▶ Requirements: Gather every line from the entries below that includes "special".

Start Record excerpts

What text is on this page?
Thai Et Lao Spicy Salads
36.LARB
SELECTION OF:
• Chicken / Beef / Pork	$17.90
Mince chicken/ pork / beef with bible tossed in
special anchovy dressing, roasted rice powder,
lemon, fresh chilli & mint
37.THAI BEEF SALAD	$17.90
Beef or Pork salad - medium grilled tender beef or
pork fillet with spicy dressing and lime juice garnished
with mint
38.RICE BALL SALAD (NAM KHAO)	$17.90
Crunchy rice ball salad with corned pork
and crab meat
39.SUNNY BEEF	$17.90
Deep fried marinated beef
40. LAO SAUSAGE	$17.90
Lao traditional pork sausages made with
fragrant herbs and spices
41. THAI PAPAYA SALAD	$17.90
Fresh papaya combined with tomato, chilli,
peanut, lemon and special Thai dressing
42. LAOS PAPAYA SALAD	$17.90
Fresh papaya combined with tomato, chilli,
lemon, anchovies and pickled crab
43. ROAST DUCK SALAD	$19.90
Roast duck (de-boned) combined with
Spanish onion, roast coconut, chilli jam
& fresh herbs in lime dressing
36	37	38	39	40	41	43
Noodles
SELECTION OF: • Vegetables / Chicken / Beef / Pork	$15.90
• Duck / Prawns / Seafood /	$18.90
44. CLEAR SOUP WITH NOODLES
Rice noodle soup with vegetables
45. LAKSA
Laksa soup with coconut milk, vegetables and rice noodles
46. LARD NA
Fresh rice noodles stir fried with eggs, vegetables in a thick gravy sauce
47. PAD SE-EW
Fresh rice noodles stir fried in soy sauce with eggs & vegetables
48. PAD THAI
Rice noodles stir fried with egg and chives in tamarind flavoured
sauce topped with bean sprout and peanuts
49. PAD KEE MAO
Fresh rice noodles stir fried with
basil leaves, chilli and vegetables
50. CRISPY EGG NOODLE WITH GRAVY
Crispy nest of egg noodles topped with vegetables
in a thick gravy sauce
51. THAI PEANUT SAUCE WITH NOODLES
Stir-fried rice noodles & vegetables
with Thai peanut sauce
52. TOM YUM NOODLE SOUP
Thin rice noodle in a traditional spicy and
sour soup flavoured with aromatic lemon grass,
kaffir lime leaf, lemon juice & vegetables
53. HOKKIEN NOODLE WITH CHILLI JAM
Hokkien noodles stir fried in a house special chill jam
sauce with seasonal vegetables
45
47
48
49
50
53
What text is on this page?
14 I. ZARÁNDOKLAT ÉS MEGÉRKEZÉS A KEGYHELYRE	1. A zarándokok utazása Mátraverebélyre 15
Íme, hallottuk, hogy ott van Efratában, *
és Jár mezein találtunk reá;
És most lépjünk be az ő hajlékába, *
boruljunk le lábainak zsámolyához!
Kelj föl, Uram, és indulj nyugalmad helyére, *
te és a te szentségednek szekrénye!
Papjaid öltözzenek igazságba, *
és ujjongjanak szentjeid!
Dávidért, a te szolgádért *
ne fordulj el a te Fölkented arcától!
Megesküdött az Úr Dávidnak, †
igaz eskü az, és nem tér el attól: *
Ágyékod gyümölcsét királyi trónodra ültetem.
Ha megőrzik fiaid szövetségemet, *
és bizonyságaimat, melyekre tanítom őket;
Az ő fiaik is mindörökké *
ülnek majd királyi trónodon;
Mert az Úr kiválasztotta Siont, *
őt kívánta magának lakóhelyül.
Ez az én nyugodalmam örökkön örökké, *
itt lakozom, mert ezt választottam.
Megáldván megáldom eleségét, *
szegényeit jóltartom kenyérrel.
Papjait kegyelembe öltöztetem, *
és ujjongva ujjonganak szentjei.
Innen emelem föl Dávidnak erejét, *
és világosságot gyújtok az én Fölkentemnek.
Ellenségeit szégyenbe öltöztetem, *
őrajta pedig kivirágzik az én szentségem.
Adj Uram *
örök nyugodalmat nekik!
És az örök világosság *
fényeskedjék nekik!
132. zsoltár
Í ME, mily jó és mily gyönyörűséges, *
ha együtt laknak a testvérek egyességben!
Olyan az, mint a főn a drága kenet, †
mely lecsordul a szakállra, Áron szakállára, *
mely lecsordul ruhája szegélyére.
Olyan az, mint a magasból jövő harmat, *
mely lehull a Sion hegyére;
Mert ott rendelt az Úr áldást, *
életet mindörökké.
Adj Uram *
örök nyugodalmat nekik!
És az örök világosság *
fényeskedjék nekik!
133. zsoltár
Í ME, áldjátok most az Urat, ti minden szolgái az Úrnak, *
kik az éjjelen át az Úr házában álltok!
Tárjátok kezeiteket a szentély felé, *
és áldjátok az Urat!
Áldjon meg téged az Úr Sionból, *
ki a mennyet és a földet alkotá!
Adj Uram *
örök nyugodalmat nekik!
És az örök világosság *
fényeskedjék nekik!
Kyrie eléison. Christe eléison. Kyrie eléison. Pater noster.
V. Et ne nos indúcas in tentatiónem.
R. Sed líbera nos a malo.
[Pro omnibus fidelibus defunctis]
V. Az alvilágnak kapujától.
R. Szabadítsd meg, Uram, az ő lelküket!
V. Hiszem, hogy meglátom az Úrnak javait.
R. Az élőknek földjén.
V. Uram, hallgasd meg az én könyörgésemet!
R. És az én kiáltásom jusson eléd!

End Record excerpts

▶ Result below:
special anchovy dressing, roasted rice powder,
peanut, lemon and special Thai dressing
Hokkien noodles stir fried in a house special chill jam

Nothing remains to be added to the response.